§ GOAL OF THE EXERCISE
Rewrite all the data below, swapping every "retrieve" for "fetch" and leaving everything else unchanged.

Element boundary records
++++
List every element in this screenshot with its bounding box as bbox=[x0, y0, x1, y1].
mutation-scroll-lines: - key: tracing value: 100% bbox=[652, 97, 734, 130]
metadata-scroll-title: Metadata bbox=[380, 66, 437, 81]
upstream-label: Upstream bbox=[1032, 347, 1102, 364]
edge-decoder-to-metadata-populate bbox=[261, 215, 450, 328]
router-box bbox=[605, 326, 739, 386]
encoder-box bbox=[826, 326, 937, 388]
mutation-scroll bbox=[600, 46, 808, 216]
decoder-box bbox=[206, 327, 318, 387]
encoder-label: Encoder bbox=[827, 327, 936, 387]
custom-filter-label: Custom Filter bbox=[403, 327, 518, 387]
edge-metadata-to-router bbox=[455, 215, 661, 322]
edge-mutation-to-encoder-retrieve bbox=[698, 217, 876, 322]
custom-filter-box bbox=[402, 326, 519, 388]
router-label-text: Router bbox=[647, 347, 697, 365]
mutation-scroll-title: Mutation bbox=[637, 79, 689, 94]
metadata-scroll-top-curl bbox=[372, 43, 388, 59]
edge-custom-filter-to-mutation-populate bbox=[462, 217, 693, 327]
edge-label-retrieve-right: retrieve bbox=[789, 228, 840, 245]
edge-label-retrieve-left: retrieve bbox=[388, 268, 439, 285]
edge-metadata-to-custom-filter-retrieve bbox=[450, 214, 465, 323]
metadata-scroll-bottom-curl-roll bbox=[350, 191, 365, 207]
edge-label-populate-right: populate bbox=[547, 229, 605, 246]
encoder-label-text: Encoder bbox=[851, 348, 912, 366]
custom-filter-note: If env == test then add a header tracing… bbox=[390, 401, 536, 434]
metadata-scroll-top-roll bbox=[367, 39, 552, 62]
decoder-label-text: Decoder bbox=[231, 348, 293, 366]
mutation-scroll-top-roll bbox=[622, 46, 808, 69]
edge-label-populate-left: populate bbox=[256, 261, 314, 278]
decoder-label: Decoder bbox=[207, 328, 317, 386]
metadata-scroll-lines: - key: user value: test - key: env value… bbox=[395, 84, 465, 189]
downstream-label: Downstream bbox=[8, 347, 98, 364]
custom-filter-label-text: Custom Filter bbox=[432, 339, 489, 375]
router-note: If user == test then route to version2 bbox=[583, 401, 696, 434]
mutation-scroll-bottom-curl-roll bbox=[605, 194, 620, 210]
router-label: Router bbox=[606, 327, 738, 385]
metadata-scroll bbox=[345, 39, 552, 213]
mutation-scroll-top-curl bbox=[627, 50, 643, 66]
++++
§ RIGHT ANSWER
List every element in this screenshot with its bounding box as bbox=[x0, y0, x1, y1].
mutation-scroll-lines: - key: tracing value: 100% bbox=[652, 97, 734, 130]
metadata-scroll-title: Metadata bbox=[380, 66, 437, 81]
upstream-label: Upstream bbox=[1032, 347, 1102, 364]
edge-decoder-to-metadata-populate bbox=[261, 215, 450, 328]
router-box bbox=[605, 326, 739, 386]
encoder-box bbox=[826, 326, 937, 388]
mutation-scroll bbox=[600, 46, 808, 216]
decoder-box bbox=[206, 327, 318, 387]
encoder-label: Encoder bbox=[827, 327, 936, 387]
custom-filter-label: Custom Filter bbox=[403, 327, 518, 387]
edge-metadata-to-router bbox=[455, 215, 661, 322]
edge-mutation-to-encoder-fetch bbox=[698, 217, 876, 322]
custom-filter-box bbox=[402, 326, 519, 388]
router-label-text: Router bbox=[647, 347, 697, 365]
mutation-scroll-title: Mutation bbox=[637, 79, 689, 94]
metadata-scroll-top-curl bbox=[372, 43, 388, 59]
edge-custom-filter-to-mutation-populate bbox=[462, 217, 693, 327]
edge-label-fetch-right: fetch bbox=[789, 228, 840, 245]
edge-label-fetch-left: fetch bbox=[388, 268, 439, 285]
edge-metadata-to-custom-filter-fetch bbox=[450, 214, 465, 323]
metadata-scroll-bottom-curl-roll bbox=[350, 191, 365, 207]
edge-label-populate-right: populate bbox=[547, 229, 605, 246]
encoder-label-text: Encoder bbox=[851, 348, 912, 366]
custom-filter-note: If env == test then add a header tracing… bbox=[390, 401, 536, 434]
metadata-scroll-top-roll bbox=[367, 39, 552, 62]
decoder-label-text: Decoder bbox=[231, 348, 293, 366]
mutation-scroll-top-roll bbox=[622, 46, 808, 69]
edge-label-populate-left: populate bbox=[256, 261, 314, 278]
decoder-label: Decoder bbox=[207, 328, 317, 386]
metadata-scroll-lines: - key: user value: test - key: env value… bbox=[395, 84, 465, 189]
downstream-label: Downstream bbox=[8, 347, 98, 364]
custom-filter-label-text: Custom Filter bbox=[432, 339, 489, 375]
router-note: If user == test then route to version2 bbox=[583, 401, 696, 434]
mutation-scroll-bottom-curl-roll bbox=[605, 194, 620, 210]
router-label: Router bbox=[606, 327, 738, 385]
metadata-scroll bbox=[345, 39, 552, 213]
mutation-scroll-top-curl bbox=[627, 50, 643, 66]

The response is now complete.